> [What is expected] Reproduce the entries in full, with no changes.

>> Start Source records

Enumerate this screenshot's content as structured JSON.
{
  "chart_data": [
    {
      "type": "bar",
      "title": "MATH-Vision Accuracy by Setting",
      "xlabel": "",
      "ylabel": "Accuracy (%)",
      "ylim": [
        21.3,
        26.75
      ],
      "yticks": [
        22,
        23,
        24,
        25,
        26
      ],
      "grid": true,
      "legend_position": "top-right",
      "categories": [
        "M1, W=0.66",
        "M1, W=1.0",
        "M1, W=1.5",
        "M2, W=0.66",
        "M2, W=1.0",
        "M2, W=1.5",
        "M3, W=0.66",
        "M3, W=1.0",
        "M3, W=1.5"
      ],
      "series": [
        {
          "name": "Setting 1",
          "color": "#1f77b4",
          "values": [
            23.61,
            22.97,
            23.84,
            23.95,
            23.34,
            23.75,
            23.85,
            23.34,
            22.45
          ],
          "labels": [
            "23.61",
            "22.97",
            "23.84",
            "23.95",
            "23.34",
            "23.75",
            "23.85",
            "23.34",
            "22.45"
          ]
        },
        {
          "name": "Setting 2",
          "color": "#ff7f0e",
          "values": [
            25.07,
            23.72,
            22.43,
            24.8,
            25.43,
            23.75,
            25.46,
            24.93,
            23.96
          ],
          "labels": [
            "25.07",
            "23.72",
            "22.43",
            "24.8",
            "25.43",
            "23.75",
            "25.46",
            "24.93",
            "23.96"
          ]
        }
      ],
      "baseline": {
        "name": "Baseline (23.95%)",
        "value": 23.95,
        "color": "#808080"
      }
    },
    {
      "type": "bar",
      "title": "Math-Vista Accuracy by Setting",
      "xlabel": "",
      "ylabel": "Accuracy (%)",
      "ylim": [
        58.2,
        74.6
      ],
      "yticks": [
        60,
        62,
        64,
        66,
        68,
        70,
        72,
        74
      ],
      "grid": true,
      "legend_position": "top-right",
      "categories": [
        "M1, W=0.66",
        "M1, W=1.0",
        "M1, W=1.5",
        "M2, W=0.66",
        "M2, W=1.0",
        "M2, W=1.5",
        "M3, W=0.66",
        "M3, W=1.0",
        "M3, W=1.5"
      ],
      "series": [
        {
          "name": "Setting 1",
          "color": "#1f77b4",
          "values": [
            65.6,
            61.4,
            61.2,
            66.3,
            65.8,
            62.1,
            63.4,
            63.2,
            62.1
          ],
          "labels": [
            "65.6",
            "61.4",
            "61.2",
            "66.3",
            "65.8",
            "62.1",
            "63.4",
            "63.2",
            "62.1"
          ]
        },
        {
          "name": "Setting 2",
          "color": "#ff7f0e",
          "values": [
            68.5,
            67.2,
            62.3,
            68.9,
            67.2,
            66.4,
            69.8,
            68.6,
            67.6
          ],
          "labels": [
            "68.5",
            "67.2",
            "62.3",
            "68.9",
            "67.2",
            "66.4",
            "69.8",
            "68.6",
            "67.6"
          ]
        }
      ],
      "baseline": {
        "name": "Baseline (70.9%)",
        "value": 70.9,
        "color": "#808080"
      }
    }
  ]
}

>> End Source records

> [Answer to this exercise]
Enumerate this screenshot's content as structured JSON.
{
  "chart_data": [
    {
      "type": "bar",
      "title": "MATH-Vision Accuracy by Setting",
      "xlabel": "",
      "ylabel": "Accuracy (%)",
      "ylim": [
        21.3,
        26.75
      ],
      "yticks": [
        22,
        23,
        24,
        25,
        26
      ],
      "grid": true,
      "legend_position": "top-right",
      "categories": [
        "M1, W=0.66",
        "M1, W=1.0",
        "M1, W=1.5",
        "M2, W=0.66",
        "M2, W=1.0",
        "M2, W=1.5",
        "M3, W=0.66",
        "M3, W=1.0",
        "M3, W=1.5"
      ],
      "series": [
        {
          "name": "Setting 1",
          "color": "#1f77b4",
          "values": [
            23.61,
            22.97,
            23.84,
            23.95,
            23.34,
            23.75,
            23.85,
            23.34,
            22.45
          ],
          "labels": [
            "23.61",
            "22.97",
            "23.84",
            "23.95",
            "23.34",
            "23.75",
            "23.85",
            "23.34",
            "22.45"
          ]
        },
        {
          "name": "Setting 2",
          "color": "#ff7f0e",
          "values": [
            25.07,
            23.72,
            22.43,
            24.8,
            25.43,
            23.75,
            25.46,
            24.93,
            23.96
          ],
          "labels": [
            "25.07",
            "23.72",
            "22.43",
            "24.8",
            "25.43",
            "23.75",
            "25.46",
            "24.93",
            "23.96"
          ]
        }
      ],
      "baseline": {
        "name": "Baseline (23.95%)",
        "value": 23.95,
        "color": "#808080"
      }
    },
    {
      "type": "bar",
      "title": "Math-Vista Accuracy by Setting",
      "xlabel": "",
      "ylabel": "Accuracy (%)",
      "ylim": [
        58.2,
        74.6
      ],
      "yticks": [
        60,
        62,
        64,
        66,
        68,
        70,
        72,
        74
      ],
      "grid": true,
      "legend_position": "top-right",
      "categories": [
        "M1, W=0.66",
        "M1, W=1.0",
        "M1, W=1.5",
        "M2, W=0.66",
        "M2, W=1.0",
        "M2, W=1.5",
        "M3, W=0.66",
        "M3, W=1.0",
        "M3, W=1.5"
      ],
      "series": [
        {
          "name": "Setting 1",
          "color": "#1f77b4",
          "values": [
            65.6,
            61.4,
            61.2,
            66.3,
            65.8,
            62.1,
            63.4,
            63.2,
            62.1
          ],
          "labels": [
            "65.6",
            "61.4",
            "61.2",
            "66.3",
            "65.8",
            "62.1",
            "63.4",
            "63.2",
            "62.1"
          ]
        },
        {
          "name": "Setting 2",
          "color": "#ff7f0e",
          "values": [
            68.5,
            67.2,
            62.3,
            68.9,
            67.2,
            66.4,
            69.8,
            68.6,
            67.6
          ],
          "labels": [
            "68.5",
            "67.2",
            "62.3",
            "68.9",
            "67.2",
            "66.4",
            "69.8",
            "68.6",
            "67.6"
          ]
        }
      ],
      "baseline": {
        "name": "Baseline (70.9%)",
        "value": 70.9,
        "color": "#808080"
      }
    }
  ]
}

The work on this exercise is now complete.